## [Stated problem]
Every entry must be echoed exactly.

## [Exercise material]
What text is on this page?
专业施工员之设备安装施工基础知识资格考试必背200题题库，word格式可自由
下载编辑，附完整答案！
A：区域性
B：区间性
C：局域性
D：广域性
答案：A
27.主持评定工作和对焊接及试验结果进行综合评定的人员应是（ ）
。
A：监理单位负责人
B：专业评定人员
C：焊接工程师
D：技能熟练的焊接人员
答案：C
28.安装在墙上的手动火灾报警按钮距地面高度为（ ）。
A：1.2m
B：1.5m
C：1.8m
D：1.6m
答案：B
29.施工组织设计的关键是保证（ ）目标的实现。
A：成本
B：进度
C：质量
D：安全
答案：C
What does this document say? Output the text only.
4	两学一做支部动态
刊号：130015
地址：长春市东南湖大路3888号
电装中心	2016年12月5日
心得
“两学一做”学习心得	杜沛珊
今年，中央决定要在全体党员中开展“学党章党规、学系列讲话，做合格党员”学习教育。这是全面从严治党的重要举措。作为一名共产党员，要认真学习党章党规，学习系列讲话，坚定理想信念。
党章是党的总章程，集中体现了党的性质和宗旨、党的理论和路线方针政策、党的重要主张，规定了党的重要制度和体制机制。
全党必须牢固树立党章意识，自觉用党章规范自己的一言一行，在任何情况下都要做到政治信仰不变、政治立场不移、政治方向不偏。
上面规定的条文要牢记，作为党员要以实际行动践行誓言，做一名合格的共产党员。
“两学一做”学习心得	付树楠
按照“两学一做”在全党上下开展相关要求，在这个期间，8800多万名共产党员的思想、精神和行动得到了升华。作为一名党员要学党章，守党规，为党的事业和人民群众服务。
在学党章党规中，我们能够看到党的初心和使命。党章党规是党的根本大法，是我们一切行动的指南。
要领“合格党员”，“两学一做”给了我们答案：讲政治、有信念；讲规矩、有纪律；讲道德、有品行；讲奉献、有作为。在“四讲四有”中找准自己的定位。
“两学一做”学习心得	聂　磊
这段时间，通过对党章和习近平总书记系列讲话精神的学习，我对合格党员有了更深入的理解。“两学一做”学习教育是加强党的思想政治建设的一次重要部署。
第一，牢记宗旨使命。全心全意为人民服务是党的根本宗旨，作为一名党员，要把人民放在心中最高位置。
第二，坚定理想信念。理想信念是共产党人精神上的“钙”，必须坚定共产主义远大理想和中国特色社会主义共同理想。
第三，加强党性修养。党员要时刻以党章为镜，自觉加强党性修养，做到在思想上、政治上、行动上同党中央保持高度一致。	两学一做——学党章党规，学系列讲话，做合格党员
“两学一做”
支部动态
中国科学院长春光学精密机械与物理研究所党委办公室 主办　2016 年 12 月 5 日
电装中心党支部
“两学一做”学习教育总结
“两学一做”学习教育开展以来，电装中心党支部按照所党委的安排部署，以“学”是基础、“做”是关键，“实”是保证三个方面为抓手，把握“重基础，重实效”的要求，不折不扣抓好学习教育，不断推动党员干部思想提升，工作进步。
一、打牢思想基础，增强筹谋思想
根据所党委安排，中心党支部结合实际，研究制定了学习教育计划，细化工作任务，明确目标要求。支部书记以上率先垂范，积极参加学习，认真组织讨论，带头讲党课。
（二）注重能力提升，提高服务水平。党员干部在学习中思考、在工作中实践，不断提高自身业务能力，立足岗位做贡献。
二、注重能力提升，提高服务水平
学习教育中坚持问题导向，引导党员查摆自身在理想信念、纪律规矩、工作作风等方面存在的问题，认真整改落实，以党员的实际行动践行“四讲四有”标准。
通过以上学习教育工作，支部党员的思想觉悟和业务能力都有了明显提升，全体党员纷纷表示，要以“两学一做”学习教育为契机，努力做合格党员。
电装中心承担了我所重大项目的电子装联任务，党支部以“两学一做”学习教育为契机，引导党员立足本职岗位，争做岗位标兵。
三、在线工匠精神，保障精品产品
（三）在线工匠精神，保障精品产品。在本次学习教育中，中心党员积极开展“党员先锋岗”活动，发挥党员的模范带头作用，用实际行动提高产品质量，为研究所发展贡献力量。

## [Output of the exercise]
What text is on this page?
专业施工员之设备安装施工基础知识资格考试必背200题题库，word格式可自由
下载编辑，附完整答案！
A：区域性
B：区间性
C：局域性
D：广域性
答案：A
27.主持评定工作和对焊接及试验结果进行综合评定的人员应是（ ）
。
A：监理单位负责人
B：专业评定人员
C：焊接工程师
D：技能熟练的焊接人员
答案：C
28.安装在墙上的手动火灾报警按钮距地面高度为（ ）。
A：1.2m
B：1.5m
C：1.8m
D：1.6m
答案：B
29.施工组织设计的关键是保证（ ）目标的实现。
A：成本
B：进度
C：质量
D：安全
答案：C
What does this document say? Output the text only.
4	两学一做支部动态
刊号：130015
地址：长春市东南湖大路3888号
电装中心	2016年12月5日
心得
“两学一做”学习心得	杜沛珊
今年，中央决定要在全体党员中开展“学党章党规、学系列讲话，做合格党员”学习教育。这是全面从严治党的重要举措。作为一名共产党员，要认真学习党章党规，学习系列讲话，坚定理想信念。
党章是党的总章程，集中体现了党的性质和宗旨、党的理论和路线方针政策、党的重要主张，规定了党的重要制度和体制机制。
全党必须牢固树立党章意识，自觉用党章规范自己的一言一行，在任何情况下都要做到政治信仰不变、政治立场不移、政治方向不偏。
上面规定的条文要牢记，作为党员要以实际行动践行誓言，做一名合格的共产党员。
“两学一做”学习心得	付树楠
按照“两学一做”在全党上下开展相关要求，在这个期间，8800多万名共产党员的思想、精神和行动得到了升华。作为一名党员要学党章，守党规，为党的事业和人民群众服务。
在学党章党规中，我们能够看到党的初心和使命。党章党规是党的根本大法，是我们一切行动的指南。
要领“合格党员”，“两学一做”给了我们答案：讲政治、有信念；讲规矩、有纪律；讲道德、有品行；讲奉献、有作为。在“四讲四有”中找准自己的定位。
“两学一做”学习心得	聂　磊
这段时间，通过对党章和习近平总书记系列讲话精神的学习，我对合格党员有了更深入的理解。“两学一做”学习教育是加强党的思想政治建设的一次重要部署。
第一，牢记宗旨使命。全心全意为人民服务是党的根本宗旨，作为一名党员，要把人民放在心中最高位置。
第二，坚定理想信念。理想信念是共产党人精神上的“钙”，必须坚定共产主义远大理想和中国特色社会主义共同理想。
第三，加强党性修养。党员要时刻以党章为镜，自觉加强党性修养，做到在思想上、政治上、行动上同党中央保持高度一致。	两学一做——学党章党规，学系列讲话，做合格党员
“两学一做”
支部动态
中国科学院长春光学精密机械与物理研究所党委办公室 主办　2016 年 12 月 5 日
电装中心党支部
“两学一做”学习教育总结
“两学一做”学习教育开展以来，电装中心党支部按照所党委的安排部署，以“学”是基础、“做”是关键，“实”是保证三个方面为抓手，把握“重基础，重实效”的要求，不折不扣抓好学习教育，不断推动党员干部思想提升，工作进步。
一、打牢思想基础，增强筹谋思想
根据所党委安排，中心党支部结合实际，研究制定了学习教育计划，细化工作任务，明确目标要求。支部书记以上率先垂范，积极参加学习，认真组织讨论，带头讲党课。
（二）注重能力提升，提高服务水平。党员干部在学习中思考、在工作中实践，不断提高自身业务能力，立足岗位做贡献。
二、注重能力提升，提高服务水平
学习教育中坚持问题导向，引导党员查摆自身在理想信念、纪律规矩、工作作风等方面存在的问题，认真整改落实，以党员的实际行动践行“四讲四有”标准。
通过以上学习教育工作，支部党员的思想觉悟和业务能力都有了明显提升，全体党员纷纷表示，要以“两学一做”学习教育为契机，努力做合格党员。
电装中心承担了我所重大项目的电子装联任务，党支部以“两学一做”学习教育为契机，引导党员立足本职岗位，争做岗位标兵。
三、在线工匠精神，保障精品产品
（三）在线工匠精神，保障精品产品。在本次学习教育中，中心党员积极开展“党员先锋岗”活动，发挥党员的模范带头作用，用实际行动提高产品质量，为研究所发展贡献力量。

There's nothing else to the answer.